### MATERIAL PROVIDED

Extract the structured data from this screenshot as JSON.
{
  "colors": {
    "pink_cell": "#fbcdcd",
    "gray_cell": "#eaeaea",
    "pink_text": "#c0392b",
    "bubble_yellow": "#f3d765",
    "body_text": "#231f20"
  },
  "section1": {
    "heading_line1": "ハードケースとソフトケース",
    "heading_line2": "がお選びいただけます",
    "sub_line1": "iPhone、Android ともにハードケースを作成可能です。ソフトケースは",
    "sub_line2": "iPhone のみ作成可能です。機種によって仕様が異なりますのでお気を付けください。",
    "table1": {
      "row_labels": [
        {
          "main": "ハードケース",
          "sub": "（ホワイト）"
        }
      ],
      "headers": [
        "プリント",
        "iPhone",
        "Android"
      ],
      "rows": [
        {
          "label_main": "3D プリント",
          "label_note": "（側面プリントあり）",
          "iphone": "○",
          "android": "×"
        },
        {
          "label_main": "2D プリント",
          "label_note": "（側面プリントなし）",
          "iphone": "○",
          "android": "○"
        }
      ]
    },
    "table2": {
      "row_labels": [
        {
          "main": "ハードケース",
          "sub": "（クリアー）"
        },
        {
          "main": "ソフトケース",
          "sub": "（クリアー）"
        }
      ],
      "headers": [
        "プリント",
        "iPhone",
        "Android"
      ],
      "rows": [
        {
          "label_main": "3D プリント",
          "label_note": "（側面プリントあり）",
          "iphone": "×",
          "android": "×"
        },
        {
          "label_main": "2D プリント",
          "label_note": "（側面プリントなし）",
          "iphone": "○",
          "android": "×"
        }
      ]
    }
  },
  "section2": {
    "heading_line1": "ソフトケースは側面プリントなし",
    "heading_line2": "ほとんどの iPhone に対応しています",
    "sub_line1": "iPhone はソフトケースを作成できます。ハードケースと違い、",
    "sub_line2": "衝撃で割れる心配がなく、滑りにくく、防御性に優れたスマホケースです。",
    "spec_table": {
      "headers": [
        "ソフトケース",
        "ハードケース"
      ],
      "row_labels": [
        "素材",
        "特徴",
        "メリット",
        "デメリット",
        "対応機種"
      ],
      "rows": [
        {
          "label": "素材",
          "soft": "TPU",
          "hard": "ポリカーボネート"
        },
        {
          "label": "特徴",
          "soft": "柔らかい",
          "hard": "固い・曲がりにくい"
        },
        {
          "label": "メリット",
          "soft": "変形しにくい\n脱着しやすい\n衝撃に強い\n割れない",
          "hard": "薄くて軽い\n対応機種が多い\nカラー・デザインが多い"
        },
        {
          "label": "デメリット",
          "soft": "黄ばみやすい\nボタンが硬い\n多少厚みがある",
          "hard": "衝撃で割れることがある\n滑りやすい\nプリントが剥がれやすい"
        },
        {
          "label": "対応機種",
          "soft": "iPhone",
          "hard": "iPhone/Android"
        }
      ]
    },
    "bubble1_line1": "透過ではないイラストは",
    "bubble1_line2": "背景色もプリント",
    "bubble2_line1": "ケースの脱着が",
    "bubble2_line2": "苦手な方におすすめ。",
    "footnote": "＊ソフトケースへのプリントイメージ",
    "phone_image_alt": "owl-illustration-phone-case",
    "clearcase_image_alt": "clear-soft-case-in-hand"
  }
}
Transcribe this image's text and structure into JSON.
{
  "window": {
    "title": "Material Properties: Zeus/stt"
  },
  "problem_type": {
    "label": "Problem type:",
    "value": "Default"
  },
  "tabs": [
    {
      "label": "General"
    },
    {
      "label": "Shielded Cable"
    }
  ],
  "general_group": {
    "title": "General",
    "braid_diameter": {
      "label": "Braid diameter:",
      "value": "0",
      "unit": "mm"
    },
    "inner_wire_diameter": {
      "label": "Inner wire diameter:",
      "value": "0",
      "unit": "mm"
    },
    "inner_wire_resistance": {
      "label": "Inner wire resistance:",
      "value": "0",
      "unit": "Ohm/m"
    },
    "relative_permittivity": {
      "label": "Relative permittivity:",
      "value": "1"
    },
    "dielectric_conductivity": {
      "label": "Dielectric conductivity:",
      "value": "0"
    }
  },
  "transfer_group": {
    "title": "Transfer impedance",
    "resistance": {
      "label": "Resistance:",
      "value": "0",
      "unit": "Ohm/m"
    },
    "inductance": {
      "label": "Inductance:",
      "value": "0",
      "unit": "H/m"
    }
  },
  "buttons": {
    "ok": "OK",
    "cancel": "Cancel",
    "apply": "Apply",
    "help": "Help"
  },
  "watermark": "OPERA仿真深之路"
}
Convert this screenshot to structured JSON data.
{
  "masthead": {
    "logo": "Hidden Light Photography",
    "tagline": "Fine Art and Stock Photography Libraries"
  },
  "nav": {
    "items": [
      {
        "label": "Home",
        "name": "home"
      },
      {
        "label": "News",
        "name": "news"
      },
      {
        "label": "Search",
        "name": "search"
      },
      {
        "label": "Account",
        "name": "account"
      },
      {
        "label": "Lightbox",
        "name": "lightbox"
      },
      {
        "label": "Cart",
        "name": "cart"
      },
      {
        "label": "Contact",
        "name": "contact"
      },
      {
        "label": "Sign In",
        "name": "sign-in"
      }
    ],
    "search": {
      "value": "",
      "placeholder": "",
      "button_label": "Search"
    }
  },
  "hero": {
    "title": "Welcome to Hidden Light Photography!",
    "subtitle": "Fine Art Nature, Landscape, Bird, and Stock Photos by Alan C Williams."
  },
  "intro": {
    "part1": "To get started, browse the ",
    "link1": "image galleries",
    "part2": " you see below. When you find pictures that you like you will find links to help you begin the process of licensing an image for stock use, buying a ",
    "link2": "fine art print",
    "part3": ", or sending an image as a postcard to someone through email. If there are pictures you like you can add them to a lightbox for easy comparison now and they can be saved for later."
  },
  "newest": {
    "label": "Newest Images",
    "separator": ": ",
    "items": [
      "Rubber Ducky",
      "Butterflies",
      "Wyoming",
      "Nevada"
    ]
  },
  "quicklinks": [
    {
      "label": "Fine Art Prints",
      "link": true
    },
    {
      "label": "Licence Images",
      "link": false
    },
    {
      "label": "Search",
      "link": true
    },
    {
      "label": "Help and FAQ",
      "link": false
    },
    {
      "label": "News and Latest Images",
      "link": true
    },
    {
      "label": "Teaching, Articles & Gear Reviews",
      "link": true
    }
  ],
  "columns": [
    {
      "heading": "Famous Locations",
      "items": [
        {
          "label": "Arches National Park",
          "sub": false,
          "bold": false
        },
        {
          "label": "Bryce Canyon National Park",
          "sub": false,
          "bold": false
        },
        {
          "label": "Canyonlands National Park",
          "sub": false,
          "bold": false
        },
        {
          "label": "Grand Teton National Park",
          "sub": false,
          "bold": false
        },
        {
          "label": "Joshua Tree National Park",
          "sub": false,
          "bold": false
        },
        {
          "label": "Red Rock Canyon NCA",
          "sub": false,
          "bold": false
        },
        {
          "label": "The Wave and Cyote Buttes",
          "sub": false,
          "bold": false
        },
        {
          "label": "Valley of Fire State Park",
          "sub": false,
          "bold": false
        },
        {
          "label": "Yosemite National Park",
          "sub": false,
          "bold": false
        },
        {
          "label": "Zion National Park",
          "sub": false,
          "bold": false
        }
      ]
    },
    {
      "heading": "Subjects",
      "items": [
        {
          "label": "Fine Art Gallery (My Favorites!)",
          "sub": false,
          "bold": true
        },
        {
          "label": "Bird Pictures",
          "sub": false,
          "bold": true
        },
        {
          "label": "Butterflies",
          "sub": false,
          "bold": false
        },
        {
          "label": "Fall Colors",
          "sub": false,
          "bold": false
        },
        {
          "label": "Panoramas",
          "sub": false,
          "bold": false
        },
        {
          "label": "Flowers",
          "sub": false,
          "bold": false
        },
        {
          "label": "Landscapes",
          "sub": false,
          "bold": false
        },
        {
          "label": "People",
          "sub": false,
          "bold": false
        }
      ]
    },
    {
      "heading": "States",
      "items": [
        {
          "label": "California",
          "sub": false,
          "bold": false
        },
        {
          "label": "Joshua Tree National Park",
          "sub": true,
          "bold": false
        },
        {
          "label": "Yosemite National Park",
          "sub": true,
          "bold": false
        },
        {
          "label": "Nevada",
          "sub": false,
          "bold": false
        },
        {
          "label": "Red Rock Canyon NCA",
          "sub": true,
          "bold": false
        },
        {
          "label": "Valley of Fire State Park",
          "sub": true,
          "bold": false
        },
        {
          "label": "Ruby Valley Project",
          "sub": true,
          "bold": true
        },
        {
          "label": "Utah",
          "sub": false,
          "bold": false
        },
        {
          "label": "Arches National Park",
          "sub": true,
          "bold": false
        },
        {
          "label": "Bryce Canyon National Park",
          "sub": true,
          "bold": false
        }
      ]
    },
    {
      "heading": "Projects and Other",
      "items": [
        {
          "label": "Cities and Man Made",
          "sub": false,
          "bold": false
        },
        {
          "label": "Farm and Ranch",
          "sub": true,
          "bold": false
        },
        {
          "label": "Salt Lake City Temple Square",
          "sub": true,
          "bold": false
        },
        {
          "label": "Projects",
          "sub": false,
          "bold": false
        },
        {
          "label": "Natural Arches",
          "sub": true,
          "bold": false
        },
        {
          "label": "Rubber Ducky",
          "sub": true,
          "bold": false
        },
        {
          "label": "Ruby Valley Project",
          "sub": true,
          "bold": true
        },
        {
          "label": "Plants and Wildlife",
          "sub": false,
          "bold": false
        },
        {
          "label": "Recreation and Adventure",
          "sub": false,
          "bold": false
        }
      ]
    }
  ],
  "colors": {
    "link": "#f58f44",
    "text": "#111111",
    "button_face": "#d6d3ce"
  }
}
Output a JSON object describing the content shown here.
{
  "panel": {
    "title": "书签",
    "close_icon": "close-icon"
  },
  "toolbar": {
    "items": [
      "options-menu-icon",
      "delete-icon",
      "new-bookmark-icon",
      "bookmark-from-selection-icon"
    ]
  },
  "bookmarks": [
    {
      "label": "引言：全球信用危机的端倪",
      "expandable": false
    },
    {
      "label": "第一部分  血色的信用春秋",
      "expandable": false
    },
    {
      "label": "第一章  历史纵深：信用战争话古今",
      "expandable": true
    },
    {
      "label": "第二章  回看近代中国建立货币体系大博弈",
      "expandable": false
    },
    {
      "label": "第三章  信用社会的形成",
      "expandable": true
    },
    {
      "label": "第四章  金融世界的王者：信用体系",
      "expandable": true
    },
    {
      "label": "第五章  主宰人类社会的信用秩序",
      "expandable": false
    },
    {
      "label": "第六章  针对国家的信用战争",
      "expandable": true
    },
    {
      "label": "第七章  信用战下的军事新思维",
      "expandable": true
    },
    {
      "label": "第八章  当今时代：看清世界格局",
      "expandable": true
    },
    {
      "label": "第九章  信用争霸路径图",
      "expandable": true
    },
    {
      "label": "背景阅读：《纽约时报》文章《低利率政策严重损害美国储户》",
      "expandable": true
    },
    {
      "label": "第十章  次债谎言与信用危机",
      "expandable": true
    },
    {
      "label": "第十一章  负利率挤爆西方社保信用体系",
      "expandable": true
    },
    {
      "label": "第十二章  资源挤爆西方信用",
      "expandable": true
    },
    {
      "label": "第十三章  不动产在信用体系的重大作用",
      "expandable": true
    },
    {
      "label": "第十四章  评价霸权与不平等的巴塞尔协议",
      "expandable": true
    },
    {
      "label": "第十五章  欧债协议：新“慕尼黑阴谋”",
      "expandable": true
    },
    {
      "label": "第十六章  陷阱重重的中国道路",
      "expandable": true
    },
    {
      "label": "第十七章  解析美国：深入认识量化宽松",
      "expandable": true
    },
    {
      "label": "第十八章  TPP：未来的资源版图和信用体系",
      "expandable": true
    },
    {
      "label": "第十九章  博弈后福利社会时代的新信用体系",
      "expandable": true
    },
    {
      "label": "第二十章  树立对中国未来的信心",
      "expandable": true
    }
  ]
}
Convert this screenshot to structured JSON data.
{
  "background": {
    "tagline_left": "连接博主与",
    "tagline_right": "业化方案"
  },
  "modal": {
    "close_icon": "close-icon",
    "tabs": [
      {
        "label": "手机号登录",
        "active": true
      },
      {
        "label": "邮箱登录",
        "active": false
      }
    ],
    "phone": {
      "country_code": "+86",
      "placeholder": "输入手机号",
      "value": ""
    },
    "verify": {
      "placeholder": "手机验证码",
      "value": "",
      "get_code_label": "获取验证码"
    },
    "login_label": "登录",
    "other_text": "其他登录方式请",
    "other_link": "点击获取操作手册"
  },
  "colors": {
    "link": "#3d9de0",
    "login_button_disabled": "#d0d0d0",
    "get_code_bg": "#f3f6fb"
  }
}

######

GOAL
Gather each line of the listing that holds the string "close".

OUTPUT
    "close_icon": "close-icon"
    "close_icon": "close-icon",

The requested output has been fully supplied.